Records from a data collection
◆ ◆ ◆

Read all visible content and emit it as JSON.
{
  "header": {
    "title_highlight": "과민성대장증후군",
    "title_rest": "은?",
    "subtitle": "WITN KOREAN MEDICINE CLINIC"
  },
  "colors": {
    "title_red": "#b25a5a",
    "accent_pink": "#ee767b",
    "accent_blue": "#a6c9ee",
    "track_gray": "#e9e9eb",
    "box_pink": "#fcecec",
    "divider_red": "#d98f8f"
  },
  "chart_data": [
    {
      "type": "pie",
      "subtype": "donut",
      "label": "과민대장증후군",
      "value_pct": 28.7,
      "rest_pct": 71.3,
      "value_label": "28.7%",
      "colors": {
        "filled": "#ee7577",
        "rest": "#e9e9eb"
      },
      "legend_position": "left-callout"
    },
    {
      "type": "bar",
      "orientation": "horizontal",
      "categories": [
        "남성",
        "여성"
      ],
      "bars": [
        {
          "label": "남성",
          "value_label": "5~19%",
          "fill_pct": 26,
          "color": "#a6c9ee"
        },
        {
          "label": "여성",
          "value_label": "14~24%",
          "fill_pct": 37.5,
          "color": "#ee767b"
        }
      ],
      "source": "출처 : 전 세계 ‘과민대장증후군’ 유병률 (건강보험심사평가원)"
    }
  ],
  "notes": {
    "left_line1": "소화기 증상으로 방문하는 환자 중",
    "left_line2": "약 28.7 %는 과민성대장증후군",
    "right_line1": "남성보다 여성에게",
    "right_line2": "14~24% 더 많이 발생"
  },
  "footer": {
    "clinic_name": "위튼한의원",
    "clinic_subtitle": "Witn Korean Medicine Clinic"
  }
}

◆ ◆ ◆

== WHAT IS BEING ASKED ==
Write out the data exactly as it stands.

== OUTPUT FOR THIS TASK ==
Read all visible content and emit it as JSON.
{
  "header": {
    "title_highlight": "과민성대장증후군",
    "title_rest": "은?",
    "subtitle": "WITN KOREAN MEDICINE CLINIC"
  },
  "colors": {
    "title_red": "#b25a5a",
    "accent_pink": "#ee767b",
    "accent_blue": "#a6c9ee",
    "track_gray": "#e9e9eb",
    "box_pink": "#fcecec",
    "divider_red": "#d98f8f"
  },
  "chart_data": [
    {
      "type": "pie",
      "subtype": "donut",
      "label": "과민대장증후군",
      "value_pct": 28.7,
      "rest_pct": 71.3,
      "value_label": "28.7%",
      "colors": {
        "filled": "#ee7577",
        "rest": "#e9e9eb"
      },
      "legend_position": "left-callout"
    },
    {
      "type": "bar",
      "orientation": "horizontal",
      "categories": [
        "남성",
        "여성"
      ],
      "bars": [
        {
          "label": "남성",
          "value_label": "5~19%",
          "fill_pct": 26,
          "color": "#a6c9ee"
        },
        {
          "label": "여성",
          "value_label": "14~24%",
          "fill_pct": 37.5,
          "color": "#ee767b"
        }
      ],
      "source": "출처 : 전 세계 ‘과민대장증후군’ 유병률 (건강보험심사평가원)"
    }
  ],
  "notes": {
    "left_line1": "소화기 증상으로 방문하는 환자 중",
    "left_line2": "약 28.7 %는 과민성대장증후군",
    "right_line1": "남성보다 여성에게",
    "right_line2": "14~24% 더 많이 발생"
  },
  "footer": {
    "clinic_name": "위튼한의원",
    "clinic_subtitle": "Witn Korean Medicine Clinic"
  }
}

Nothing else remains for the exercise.